▸ Exercise objective: From the line that contains "Output the text content of this document." through the closing line of the entries, write out each line exactly; pictures stay out.

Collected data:
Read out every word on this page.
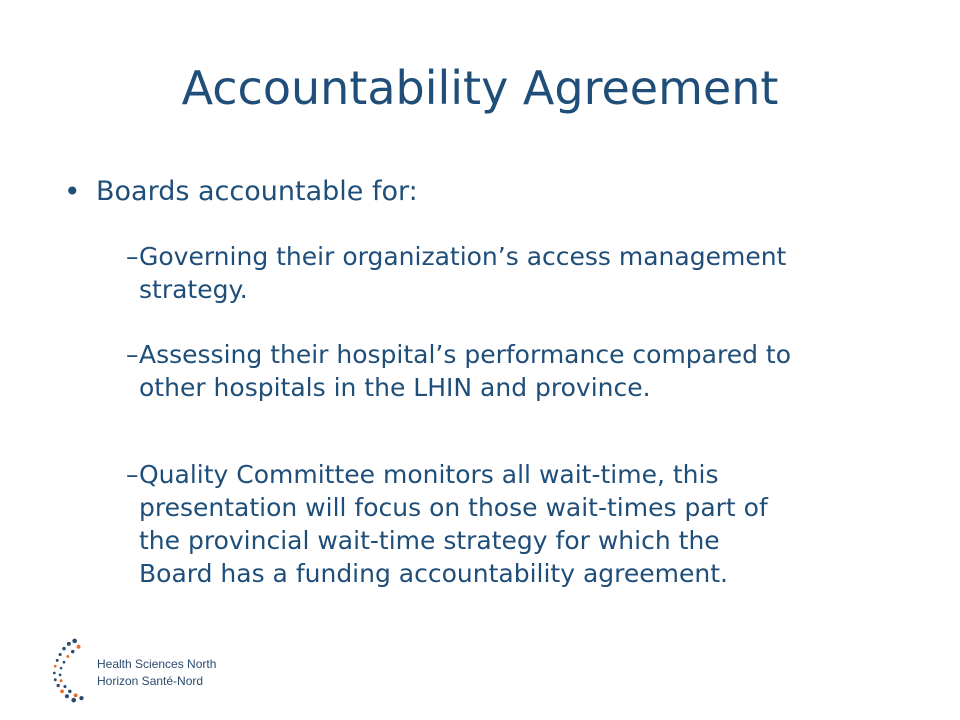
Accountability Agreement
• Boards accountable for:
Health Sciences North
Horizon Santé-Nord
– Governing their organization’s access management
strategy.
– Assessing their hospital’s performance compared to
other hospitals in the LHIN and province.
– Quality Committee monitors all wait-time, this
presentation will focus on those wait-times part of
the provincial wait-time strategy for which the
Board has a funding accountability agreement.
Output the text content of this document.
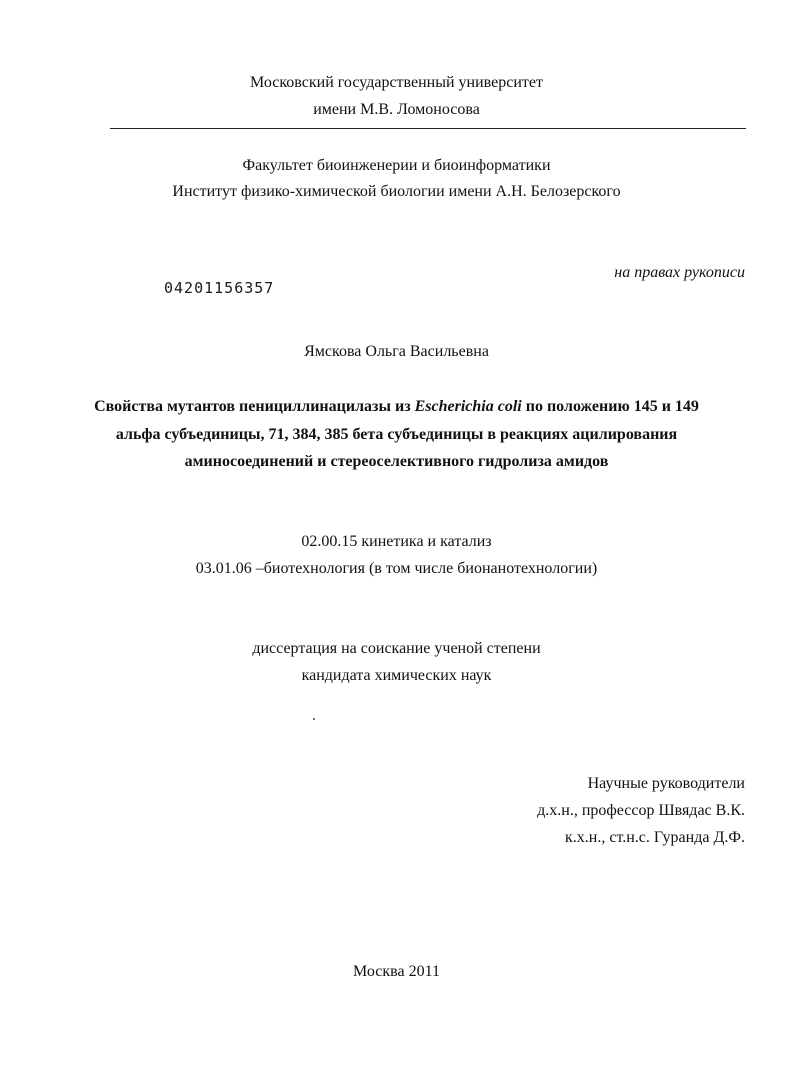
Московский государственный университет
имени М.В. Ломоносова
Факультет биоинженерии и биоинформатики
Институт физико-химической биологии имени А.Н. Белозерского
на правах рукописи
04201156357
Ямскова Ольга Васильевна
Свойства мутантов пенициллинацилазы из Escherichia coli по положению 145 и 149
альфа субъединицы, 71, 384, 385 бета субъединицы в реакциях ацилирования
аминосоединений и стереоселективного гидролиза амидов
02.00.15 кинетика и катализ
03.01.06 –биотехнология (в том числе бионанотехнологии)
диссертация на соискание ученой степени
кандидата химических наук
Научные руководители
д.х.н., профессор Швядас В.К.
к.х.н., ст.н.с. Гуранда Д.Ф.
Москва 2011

▸ Exercise solution:
Output the text content of this document.
Московский государственный университет
имени М.В. Ломоносова
Факультет биоинженерии и биоинформатики
Институт физико-химической биологии имени А.Н. Белозерского
на правах рукописи
04201156357
Ямскова Ольга Васильевна
Свойства мутантов пенициллинацилазы из Escherichia coli по положению 145 и 149
альфа субъединицы, 71, 384, 385 бета субъединицы в реакциях ацилирования
аминосоединений и стереоселективного гидролиза амидов
02.00.15 кинетика и катализ
03.01.06 –биотехнология (в том числе бионанотехнологии)
диссертация на соискание ученой степени
кандидата химических наук
Научные руководители
д.х.н., профессор Швядас В.К.
к.х.н., ст.н.с. Гуранда Д.Ф.
Москва 2011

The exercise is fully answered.